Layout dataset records
┌──
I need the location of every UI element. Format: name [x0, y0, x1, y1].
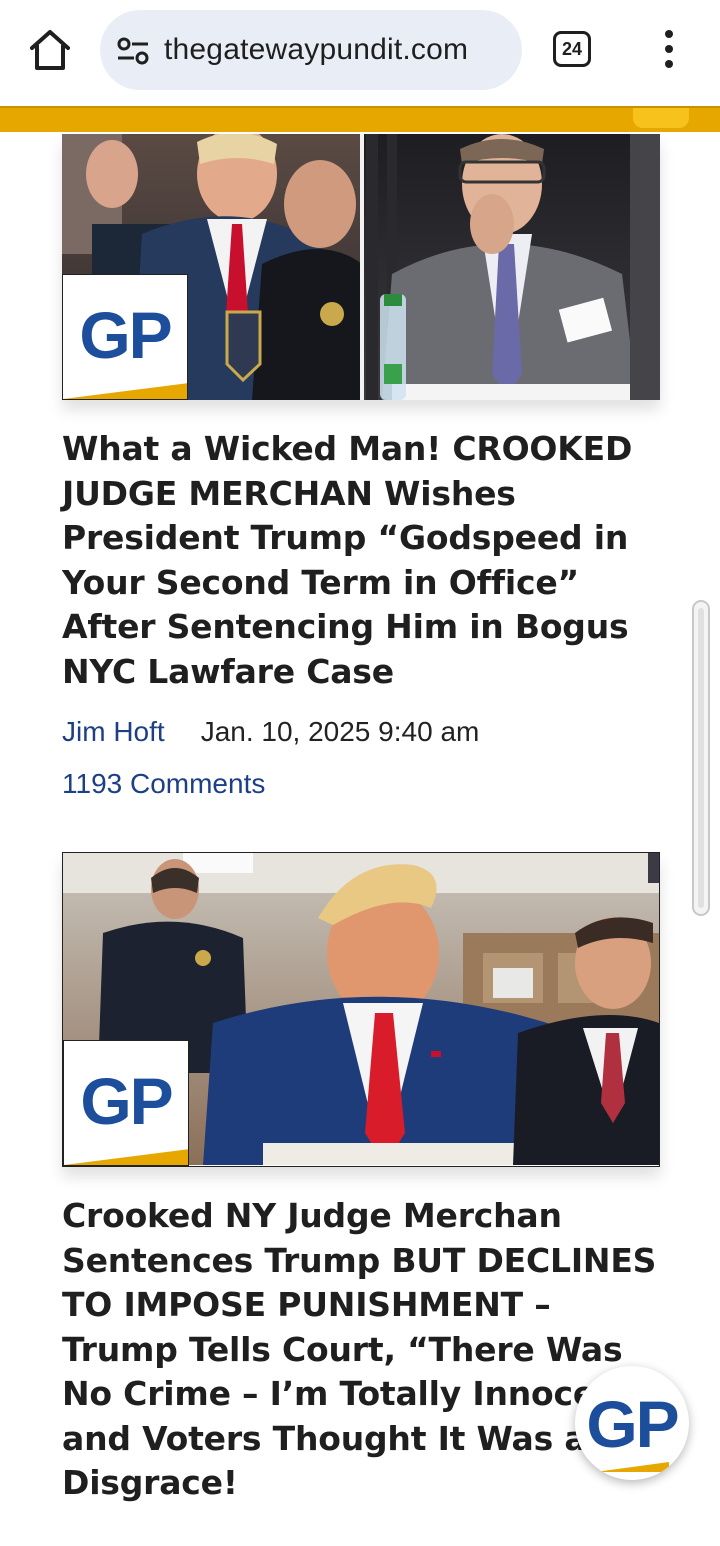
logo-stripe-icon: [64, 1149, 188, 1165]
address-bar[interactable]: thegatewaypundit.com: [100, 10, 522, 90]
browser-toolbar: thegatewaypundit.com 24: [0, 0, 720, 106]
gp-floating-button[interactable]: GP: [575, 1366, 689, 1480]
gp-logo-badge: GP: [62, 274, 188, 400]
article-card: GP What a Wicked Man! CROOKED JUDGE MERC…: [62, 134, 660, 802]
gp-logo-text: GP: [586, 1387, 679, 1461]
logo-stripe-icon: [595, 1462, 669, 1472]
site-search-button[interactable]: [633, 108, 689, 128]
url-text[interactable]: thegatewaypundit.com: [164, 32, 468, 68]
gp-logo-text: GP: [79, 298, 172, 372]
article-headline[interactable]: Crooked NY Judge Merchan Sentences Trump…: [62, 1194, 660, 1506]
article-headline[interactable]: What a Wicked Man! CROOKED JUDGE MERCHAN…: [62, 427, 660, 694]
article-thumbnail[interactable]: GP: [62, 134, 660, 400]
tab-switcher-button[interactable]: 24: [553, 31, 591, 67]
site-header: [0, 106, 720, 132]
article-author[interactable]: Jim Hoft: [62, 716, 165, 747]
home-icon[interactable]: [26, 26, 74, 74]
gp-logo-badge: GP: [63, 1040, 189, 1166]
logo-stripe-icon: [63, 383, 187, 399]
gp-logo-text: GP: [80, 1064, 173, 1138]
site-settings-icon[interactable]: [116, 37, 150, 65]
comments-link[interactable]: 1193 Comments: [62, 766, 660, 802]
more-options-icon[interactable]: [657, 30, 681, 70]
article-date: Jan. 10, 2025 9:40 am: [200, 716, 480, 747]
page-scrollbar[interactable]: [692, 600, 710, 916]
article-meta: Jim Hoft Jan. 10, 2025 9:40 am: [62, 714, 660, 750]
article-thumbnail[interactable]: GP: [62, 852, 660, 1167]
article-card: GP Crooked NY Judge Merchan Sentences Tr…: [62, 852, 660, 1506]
└──
TASK:
Retype the lines of all the records above exactly as they appear, but leave out the pictures.

ANSWER TO THE PROBLEM:
I need the location of every UI element. Format: name [x0, y0, x1, y1].
logo-stripe-icon: [64, 1149, 188, 1165]
address-bar[interactable]: thegatewaypundit.com: [100, 10, 522, 90]
browser-toolbar: thegatewaypundit.com 24: [0, 0, 720, 106]
gp-floating-button[interactable]: GP: [575, 1366, 689, 1480]
gp-logo-badge: GP: [62, 274, 188, 400]
article-card: GP What a Wicked Man! CROOKED JUDGE MERC…: [62, 134, 660, 802]
gp-logo-text: GP: [586, 1387, 679, 1461]
logo-stripe-icon: [595, 1462, 669, 1472]
site-search-button[interactable]: [633, 108, 689, 128]
url-text[interactable]: thegatewaypundit.com: [164, 32, 468, 68]
gp-logo-text: GP: [79, 298, 172, 372]
article-headline[interactable]: Crooked NY Judge Merchan Sentences Trump…: [62, 1194, 660, 1506]
article-headline[interactable]: What a Wicked Man! CROOKED JUDGE MERCHAN…: [62, 427, 660, 694]
article-thumbnail[interactable]: GP: [62, 134, 660, 400]
tab-switcher-button[interactable]: 24: [553, 31, 591, 67]
site-header: [0, 106, 720, 132]
article-author[interactable]: Jim Hoft: [62, 716, 165, 747]
home-icon[interactable]: [26, 26, 74, 74]
gp-logo-badge: GP: [63, 1040, 189, 1166]
logo-stripe-icon: [63, 383, 187, 399]
gp-logo-text: GP: [80, 1064, 173, 1138]
site-settings-icon[interactable]: [116, 37, 150, 65]
comments-link[interactable]: 1193 Comments: [62, 766, 660, 802]
more-options-icon[interactable]: [657, 30, 681, 70]
article-date: Jan. 10, 2025 9:40 am: [200, 716, 480, 747]
page-scrollbar[interactable]: [692, 600, 710, 916]
article-meta: Jim Hoft Jan. 10, 2025 9:40 am: [62, 714, 660, 750]
article-thumbnail[interactable]: GP: [62, 852, 660, 1167]
article-card: GP Crooked NY Judge Merchan Sentences Tr…: [62, 852, 660, 1506]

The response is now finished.